• _Problem to solve_
Write out the entries below once more, exactly.

** start **

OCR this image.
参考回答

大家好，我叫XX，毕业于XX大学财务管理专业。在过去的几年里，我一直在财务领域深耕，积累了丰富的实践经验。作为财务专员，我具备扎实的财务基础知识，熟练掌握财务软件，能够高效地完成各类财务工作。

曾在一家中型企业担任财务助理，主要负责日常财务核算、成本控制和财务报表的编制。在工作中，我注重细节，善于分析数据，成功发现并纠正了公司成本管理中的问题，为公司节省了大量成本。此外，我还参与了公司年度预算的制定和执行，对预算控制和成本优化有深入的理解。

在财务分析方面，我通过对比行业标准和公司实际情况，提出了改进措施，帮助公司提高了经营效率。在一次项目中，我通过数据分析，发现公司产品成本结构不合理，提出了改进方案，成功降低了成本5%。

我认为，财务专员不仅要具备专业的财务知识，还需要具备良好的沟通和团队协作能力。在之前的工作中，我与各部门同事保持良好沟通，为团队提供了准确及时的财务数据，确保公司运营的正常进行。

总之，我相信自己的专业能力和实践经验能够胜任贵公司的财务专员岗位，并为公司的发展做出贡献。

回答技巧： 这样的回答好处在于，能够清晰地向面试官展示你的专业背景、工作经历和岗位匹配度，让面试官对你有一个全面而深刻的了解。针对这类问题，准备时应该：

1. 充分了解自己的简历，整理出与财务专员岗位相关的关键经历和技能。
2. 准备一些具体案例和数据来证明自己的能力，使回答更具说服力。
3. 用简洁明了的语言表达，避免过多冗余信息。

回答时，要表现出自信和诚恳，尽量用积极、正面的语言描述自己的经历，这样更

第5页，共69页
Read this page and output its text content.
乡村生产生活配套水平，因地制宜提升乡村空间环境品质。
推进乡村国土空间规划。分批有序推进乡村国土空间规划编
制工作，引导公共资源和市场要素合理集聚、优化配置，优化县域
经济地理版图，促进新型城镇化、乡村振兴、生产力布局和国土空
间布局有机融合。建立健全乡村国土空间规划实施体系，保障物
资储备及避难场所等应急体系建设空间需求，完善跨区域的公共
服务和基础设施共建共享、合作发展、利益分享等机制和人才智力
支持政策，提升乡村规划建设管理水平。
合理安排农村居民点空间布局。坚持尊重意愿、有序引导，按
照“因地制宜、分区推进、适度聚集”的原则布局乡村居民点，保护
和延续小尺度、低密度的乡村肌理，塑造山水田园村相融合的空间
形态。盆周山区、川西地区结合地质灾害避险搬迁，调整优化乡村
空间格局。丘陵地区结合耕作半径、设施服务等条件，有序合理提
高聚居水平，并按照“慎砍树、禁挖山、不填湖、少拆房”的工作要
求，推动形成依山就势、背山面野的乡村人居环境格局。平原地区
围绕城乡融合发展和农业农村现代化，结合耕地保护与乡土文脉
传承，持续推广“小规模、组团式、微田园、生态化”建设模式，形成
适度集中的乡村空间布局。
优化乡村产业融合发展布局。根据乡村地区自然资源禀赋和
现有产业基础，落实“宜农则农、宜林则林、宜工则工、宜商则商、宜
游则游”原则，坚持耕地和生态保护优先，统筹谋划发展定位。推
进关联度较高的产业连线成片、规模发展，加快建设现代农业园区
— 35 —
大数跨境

** end **

• _Response below_
OCR this image.
参考回答

大家好，我叫XX，毕业于XX大学财务管理专业。在过去的几年里，我一直在财务领域深耕，积累了丰富的实践经验。作为财务专员，我具备扎实的财务基础知识，熟练掌握财务软件，能够高效地完成各类财务工作。

曾在一家中型企业担任财务助理，主要负责日常财务核算、成本控制和财务报表的编制。在工作中，我注重细节，善于分析数据，成功发现并纠正了公司成本管理中的问题，为公司节省了大量成本。此外，我还参与了公司年度预算的制定和执行，对预算控制和成本优化有深入的理解。

在财务分析方面，我通过对比行业标准和公司实际情况，提出了改进措施，帮助公司提高了经营效率。在一次项目中，我通过数据分析，发现公司产品成本结构不合理，提出了改进方案，成功降低了成本5%。

我认为，财务专员不仅要具备专业的财务知识，还需要具备良好的沟通和团队协作能力。在之前的工作中，我与各部门同事保持良好沟通，为团队提供了准确及时的财务数据，确保公司运营的正常进行。

总之，我相信自己的专业能力和实践经验能够胜任贵公司的财务专员岗位，并为公司的发展做出贡献。

回答技巧： 这样的回答好处在于，能够清晰地向面试官展示你的专业背景、工作经历和岗位匹配度，让面试官对你有一个全面而深刻的了解。针对这类问题，准备时应该：

1. 充分了解自己的简历，整理出与财务专员岗位相关的关键经历和技能。
2. 准备一些具体案例和数据来证明自己的能力，使回答更具说服力。
3. 用简洁明了的语言表达，避免过多冗余信息。

回答时，要表现出自信和诚恳，尽量用积极、正面的语言描述自己的经历，这样更

第5页，共69页
Read this page and output its text content.
乡村生产生活配套水平，因地制宜提升乡村空间环境品质。
推进乡村国土空间规划。分批有序推进乡村国土空间规划编
制工作，引导公共资源和市场要素合理集聚、优化配置，优化县域
经济地理版图，促进新型城镇化、乡村振兴、生产力布局和国土空
间布局有机融合。建立健全乡村国土空间规划实施体系，保障物
资储备及避难场所等应急体系建设空间需求，完善跨区域的公共
服务和基础设施共建共享、合作发展、利益分享等机制和人才智力
支持政策，提升乡村规划建设管理水平。
合理安排农村居民点空间布局。坚持尊重意愿、有序引导，按
照“因地制宜、分区推进、适度聚集”的原则布局乡村居民点，保护
和延续小尺度、低密度的乡村肌理，塑造山水田园村相融合的空间
形态。盆周山区、川西地区结合地质灾害避险搬迁，调整优化乡村
空间格局。丘陵地区结合耕作半径、设施服务等条件，有序合理提
高聚居水平，并按照“慎砍树、禁挖山、不填湖、少拆房”的工作要
求，推动形成依山就势、背山面野的乡村人居环境格局。平原地区
围绕城乡融合发展和农业农村现代化，结合耕地保护与乡土文脉
传承，持续推广“小规模、组团式、微田园、生态化”建设模式，形成
适度集中的乡村空间布局。
优化乡村产业融合发展布局。根据乡村地区自然资源禀赋和
现有产业基础，落实“宜农则农、宜林则林、宜工则工、宜商则商、宜
游则游”原则，坚持耕地和生态保护优先，统筹谋划发展定位。推
进关联度较高的产业连线成片、规模发展，加快建设现代农业园区
— 35 —
大数跨境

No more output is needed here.